*WHAT IS REQUIRED*:
Without the pictures, write out all the lines below exactly as they appear.
[Begin THE DATA]
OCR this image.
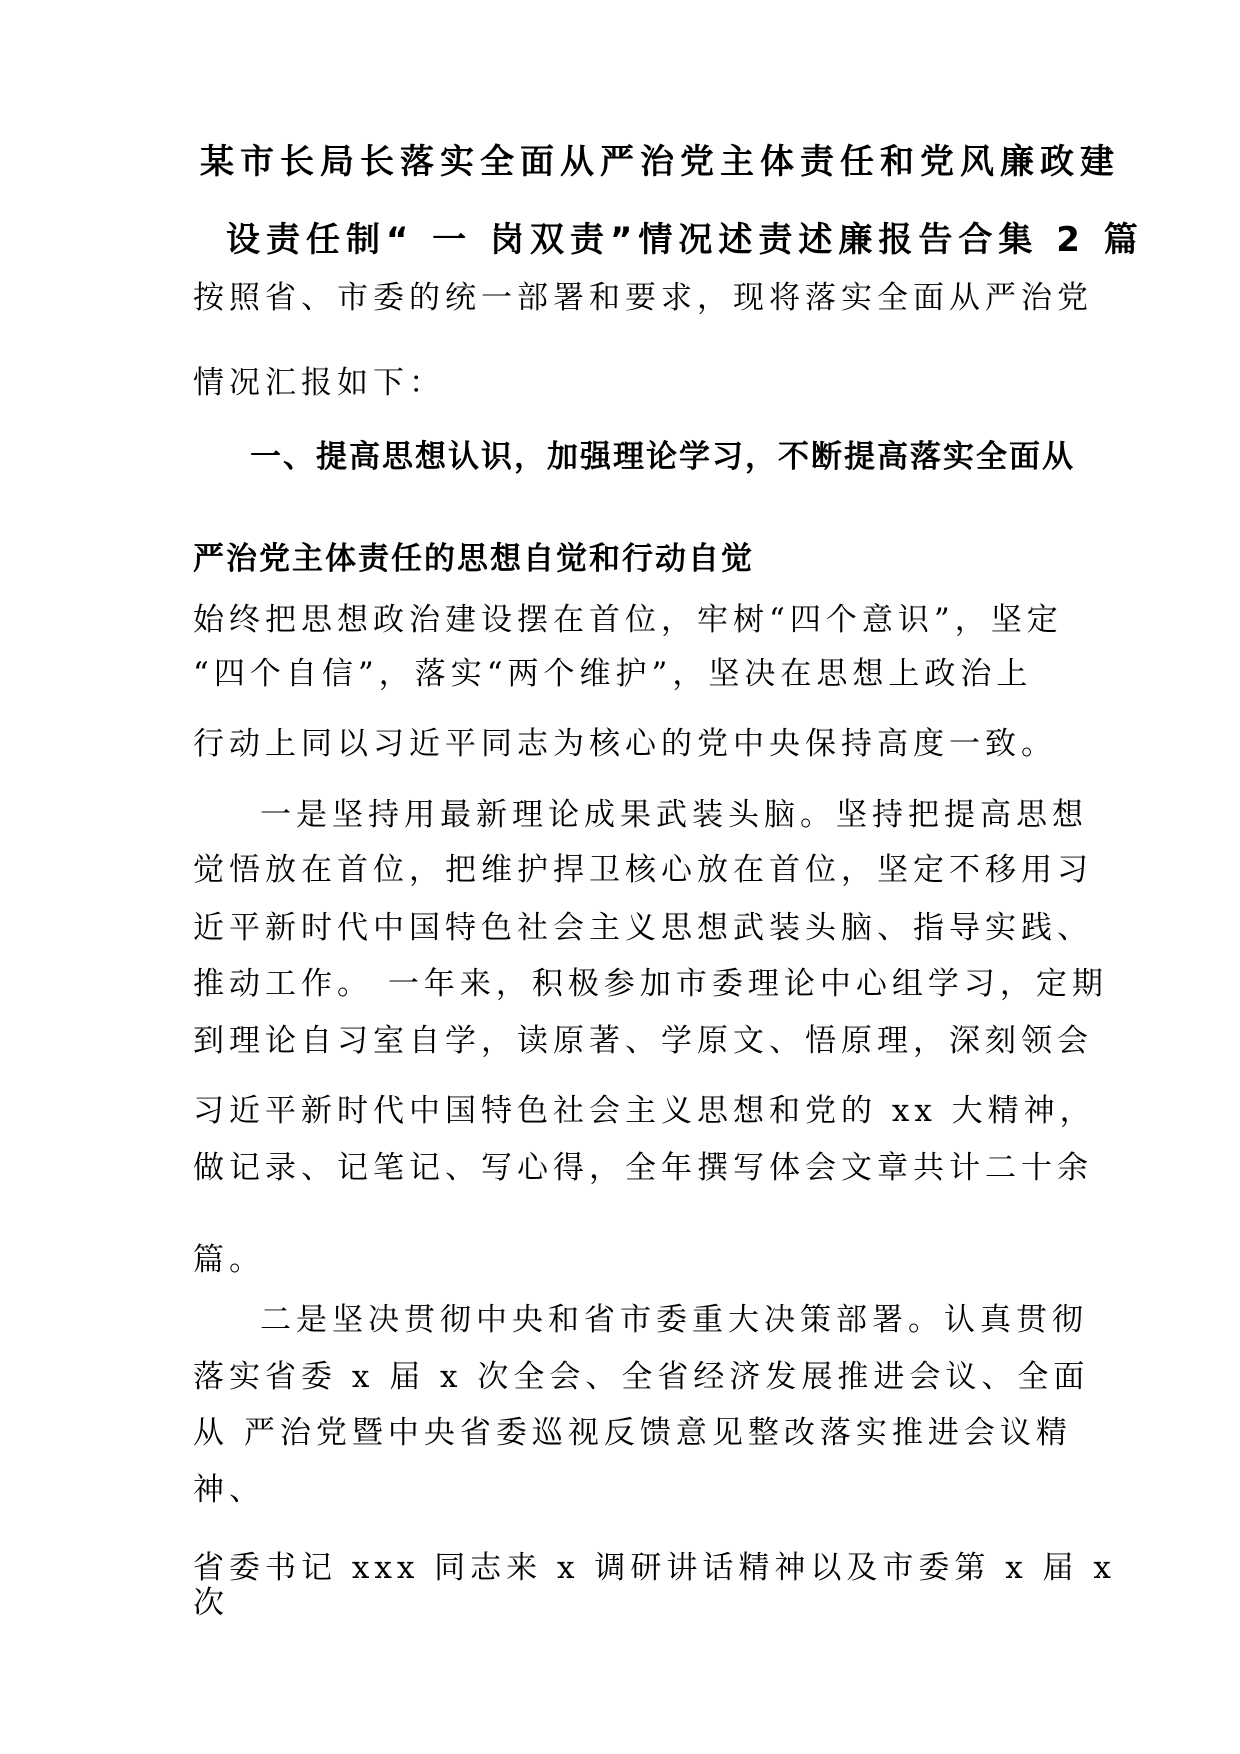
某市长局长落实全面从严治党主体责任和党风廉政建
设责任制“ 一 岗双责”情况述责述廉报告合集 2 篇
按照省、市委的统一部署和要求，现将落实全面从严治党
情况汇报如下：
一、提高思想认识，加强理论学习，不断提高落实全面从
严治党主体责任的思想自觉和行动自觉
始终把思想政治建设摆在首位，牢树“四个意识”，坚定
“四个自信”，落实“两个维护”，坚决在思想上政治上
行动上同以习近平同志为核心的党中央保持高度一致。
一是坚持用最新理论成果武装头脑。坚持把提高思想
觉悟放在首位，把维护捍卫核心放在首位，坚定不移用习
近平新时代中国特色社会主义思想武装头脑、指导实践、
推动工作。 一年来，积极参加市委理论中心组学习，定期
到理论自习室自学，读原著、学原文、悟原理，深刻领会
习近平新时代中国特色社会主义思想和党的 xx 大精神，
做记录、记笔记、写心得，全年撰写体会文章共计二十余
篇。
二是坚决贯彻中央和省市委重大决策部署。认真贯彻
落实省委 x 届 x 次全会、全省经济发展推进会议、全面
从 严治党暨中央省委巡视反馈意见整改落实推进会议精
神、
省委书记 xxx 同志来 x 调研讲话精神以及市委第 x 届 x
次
[End THE DATA]
*EXERCISE ANSWER*:
OCR this image.
某市长局长落实全面从严治党主体责任和党风廉政建
设责任制“ 一 岗双责”情况述责述廉报告合集 2 篇
按照省、市委的统一部署和要求，现将落实全面从严治党
情况汇报如下：
一、提高思想认识，加强理论学习，不断提高落实全面从
严治党主体责任的思想自觉和行动自觉
始终把思想政治建设摆在首位，牢树“四个意识”，坚定
“四个自信”，落实“两个维护”，坚决在思想上政治上
行动上同以习近平同志为核心的党中央保持高度一致。
一是坚持用最新理论成果武装头脑。坚持把提高思想
觉悟放在首位，把维护捍卫核心放在首位，坚定不移用习
近平新时代中国特色社会主义思想武装头脑、指导实践、
推动工作。 一年来，积极参加市委理论中心组学习，定期
到理论自习室自学，读原著、学原文、悟原理，深刻领会
习近平新时代中国特色社会主义思想和党的 xx 大精神，
做记录、记笔记、写心得，全年撰写体会文章共计二十余
篇。
二是坚决贯彻中央和省市委重大决策部署。认真贯彻
落实省委 x 届 x 次全会、全省经济发展推进会议、全面
从 严治党暨中央省委巡视反馈意见整改落实推进会议精
神、
省委书记 xxx 同志来 x 调研讲话精神以及市委第 x 届 x
次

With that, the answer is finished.